* _The problem_: Copy every line of the data exactly, leaving nothing out.

* _Data to process_:
______________________________
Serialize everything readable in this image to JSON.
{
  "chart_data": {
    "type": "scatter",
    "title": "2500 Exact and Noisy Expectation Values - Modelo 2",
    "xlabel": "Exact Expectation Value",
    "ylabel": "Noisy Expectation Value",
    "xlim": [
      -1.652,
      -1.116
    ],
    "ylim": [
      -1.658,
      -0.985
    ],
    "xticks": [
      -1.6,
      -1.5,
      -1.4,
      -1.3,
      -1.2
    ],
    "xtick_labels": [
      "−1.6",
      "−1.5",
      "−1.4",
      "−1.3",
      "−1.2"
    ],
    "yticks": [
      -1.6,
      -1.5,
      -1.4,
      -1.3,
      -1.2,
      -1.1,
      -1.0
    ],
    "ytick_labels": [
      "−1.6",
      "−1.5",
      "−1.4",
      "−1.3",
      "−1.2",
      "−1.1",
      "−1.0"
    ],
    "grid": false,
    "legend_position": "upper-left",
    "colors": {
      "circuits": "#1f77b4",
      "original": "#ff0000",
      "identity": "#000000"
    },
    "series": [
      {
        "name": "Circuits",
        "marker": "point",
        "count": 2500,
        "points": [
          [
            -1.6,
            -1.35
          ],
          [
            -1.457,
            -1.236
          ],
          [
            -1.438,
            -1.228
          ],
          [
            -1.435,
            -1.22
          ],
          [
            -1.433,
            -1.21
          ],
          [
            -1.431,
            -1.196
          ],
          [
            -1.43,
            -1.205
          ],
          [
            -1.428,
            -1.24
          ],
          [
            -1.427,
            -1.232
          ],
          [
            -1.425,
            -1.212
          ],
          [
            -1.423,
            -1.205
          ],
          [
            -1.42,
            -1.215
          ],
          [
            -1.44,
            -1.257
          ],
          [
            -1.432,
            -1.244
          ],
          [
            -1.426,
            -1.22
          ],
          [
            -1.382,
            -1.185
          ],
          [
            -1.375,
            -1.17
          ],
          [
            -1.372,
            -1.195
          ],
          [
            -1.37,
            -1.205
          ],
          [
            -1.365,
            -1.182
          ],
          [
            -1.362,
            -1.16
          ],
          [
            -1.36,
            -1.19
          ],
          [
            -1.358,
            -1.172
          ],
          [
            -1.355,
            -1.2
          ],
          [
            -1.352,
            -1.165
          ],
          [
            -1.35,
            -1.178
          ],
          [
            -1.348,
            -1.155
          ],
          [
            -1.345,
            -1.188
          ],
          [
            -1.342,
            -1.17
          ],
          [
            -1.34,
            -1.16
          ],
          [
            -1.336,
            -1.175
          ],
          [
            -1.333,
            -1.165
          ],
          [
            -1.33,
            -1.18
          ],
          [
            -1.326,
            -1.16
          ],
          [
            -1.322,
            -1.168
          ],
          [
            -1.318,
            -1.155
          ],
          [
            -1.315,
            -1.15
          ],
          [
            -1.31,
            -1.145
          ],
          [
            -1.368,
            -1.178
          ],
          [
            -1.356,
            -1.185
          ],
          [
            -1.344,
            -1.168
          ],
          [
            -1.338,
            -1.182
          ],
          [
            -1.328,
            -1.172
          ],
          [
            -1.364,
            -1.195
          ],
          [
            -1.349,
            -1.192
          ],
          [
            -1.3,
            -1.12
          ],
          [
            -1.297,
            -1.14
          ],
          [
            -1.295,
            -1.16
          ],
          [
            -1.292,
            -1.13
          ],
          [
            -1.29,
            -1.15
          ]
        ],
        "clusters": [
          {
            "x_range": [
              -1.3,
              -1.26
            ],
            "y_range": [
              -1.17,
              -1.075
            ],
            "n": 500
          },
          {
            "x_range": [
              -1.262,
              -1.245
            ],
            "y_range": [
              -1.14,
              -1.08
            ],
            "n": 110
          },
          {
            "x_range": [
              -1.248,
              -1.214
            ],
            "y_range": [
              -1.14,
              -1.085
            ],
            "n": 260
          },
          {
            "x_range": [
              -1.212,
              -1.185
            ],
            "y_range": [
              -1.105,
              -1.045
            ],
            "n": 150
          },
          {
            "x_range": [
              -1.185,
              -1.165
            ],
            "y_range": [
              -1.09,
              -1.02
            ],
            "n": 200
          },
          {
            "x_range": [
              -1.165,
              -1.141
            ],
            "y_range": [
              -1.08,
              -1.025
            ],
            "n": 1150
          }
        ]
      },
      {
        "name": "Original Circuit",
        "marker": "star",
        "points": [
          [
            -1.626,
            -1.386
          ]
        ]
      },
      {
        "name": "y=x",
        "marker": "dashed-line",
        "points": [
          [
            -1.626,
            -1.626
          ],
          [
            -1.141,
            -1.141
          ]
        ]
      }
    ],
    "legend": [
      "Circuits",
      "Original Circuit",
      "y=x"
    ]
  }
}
______________________________
* _Right answer_:
Serialize everything readable in this image to JSON.
{
  "chart_data": {
    "type": "scatter",
    "title": "2500 Exact and Noisy Expectation Values - Modelo 2",
    "xlabel": "Exact Expectation Value",
    "ylabel": "Noisy Expectation Value",
    "xlim": [
      -1.652,
      -1.116
    ],
    "ylim": [
      -1.658,
      -0.985
    ],
    "xticks": [
      -1.6,
      -1.5,
      -1.4,
      -1.3,
      -1.2
    ],
    "xtick_labels": [
      "−1.6",
      "−1.5",
      "−1.4",
      "−1.3",
      "−1.2"
    ],
    "yticks": [
      -1.6,
      -1.5,
      -1.4,
      -1.3,
      -1.2,
      -1.1,
      -1.0
    ],
    "ytick_labels": [
      "−1.6",
      "−1.5",
      "−1.4",
      "−1.3",
      "−1.2",
      "−1.1",
      "−1.0"
    ],
    "grid": false,
    "legend_position": "upper-left",
    "colors": {
      "circuits": "#1f77b4",
      "original": "#ff0000",
      "identity": "#000000"
    },
    "series": [
      {
        "name": "Circuits",
        "marker": "point",
        "count": 2500,
        "points": [
          [
            -1.6,
            -1.35
          ],
          [
            -1.457,
            -1.236
          ],
          [
            -1.438,
            -1.228
          ],
          [
            -1.435,
            -1.22
          ],
          [
            -1.433,
            -1.21
          ],
          [
            -1.431,
            -1.196
          ],
          [
            -1.43,
            -1.205
          ],
          [
            -1.428,
            -1.24
          ],
          [
            -1.427,
            -1.232
          ],
          [
            -1.425,
            -1.212
          ],
          [
            -1.423,
            -1.205
          ],
          [
            -1.42,
            -1.215
          ],
          [
            -1.44,
            -1.257
          ],
          [
            -1.432,
            -1.244
          ],
          [
            -1.426,
            -1.22
          ],
          [
            -1.382,
            -1.185
          ],
          [
            -1.375,
            -1.17
          ],
          [
            -1.372,
            -1.195
          ],
          [
            -1.37,
            -1.205
          ],
          [
            -1.365,
            -1.182
          ],
          [
            -1.362,
            -1.16
          ],
          [
            -1.36,
            -1.19
          ],
          [
            -1.358,
            -1.172
          ],
          [
            -1.355,
            -1.2
          ],
          [
            -1.352,
            -1.165
          ],
          [
            -1.35,
            -1.178
          ],
          [
            -1.348,
            -1.155
          ],
          [
            -1.345,
            -1.188
          ],
          [
            -1.342,
            -1.17
          ],
          [
            -1.34,
            -1.16
          ],
          [
            -1.336,
            -1.175
          ],
          [
            -1.333,
            -1.165
          ],
          [
            -1.33,
            -1.18
          ],
          [
            -1.326,
            -1.16
          ],
          [
            -1.322,
            -1.168
          ],
          [
            -1.318,
            -1.155
          ],
          [
            -1.315,
            -1.15
          ],
          [
            -1.31,
            -1.145
          ],
          [
            -1.368,
            -1.178
          ],
          [
            -1.356,
            -1.185
          ],
          [
            -1.344,
            -1.168
          ],
          [
            -1.338,
            -1.182
          ],
          [
            -1.328,
            -1.172
          ],
          [
            -1.364,
            -1.195
          ],
          [
            -1.349,
            -1.192
          ],
          [
            -1.3,
            -1.12
          ],
          [
            -1.297,
            -1.14
          ],
          [
            -1.295,
            -1.16
          ],
          [
            -1.292,
            -1.13
          ],
          [
            -1.29,
            -1.15
          ]
        ],
        "clusters": [
          {
            "x_range": [
              -1.3,
              -1.26
            ],
            "y_range": [
              -1.17,
              -1.075
            ],
            "n": 500
          },
          {
            "x_range": [
              -1.262,
              -1.245
            ],
            "y_range": [
              -1.14,
              -1.08
            ],
            "n": 110
          },
          {
            "x_range": [
              -1.248,
              -1.214
            ],
            "y_range": [
              -1.14,
              -1.085
            ],
            "n": 260
          },
          {
            "x_range": [
              -1.212,
              -1.185
            ],
            "y_range": [
              -1.105,
              -1.045
            ],
            "n": 150
          },
          {
            "x_range": [
              -1.185,
              -1.165
            ],
            "y_range": [
              -1.09,
              -1.02
            ],
            "n": 200
          },
          {
            "x_range": [
              -1.165,
              -1.141
            ],
            "y_range": [
              -1.08,
              -1.025
            ],
            "n": 1150
          }
        ]
      },
      {
        "name": "Original Circuit",
        "marker": "star",
        "points": [
          [
            -1.626,
            -1.386
          ]
        ]
      },
      {
        "name": "y=x",
        "marker": "dashed-line",
        "points": [
          [
            -1.626,
            -1.626
          ],
          [
            -1.141,
            -1.141
          ]
        ]
      }
    ],
    "legend": [
      "Circuits",
      "Original Circuit",
      "y=x"
    ]
  }
}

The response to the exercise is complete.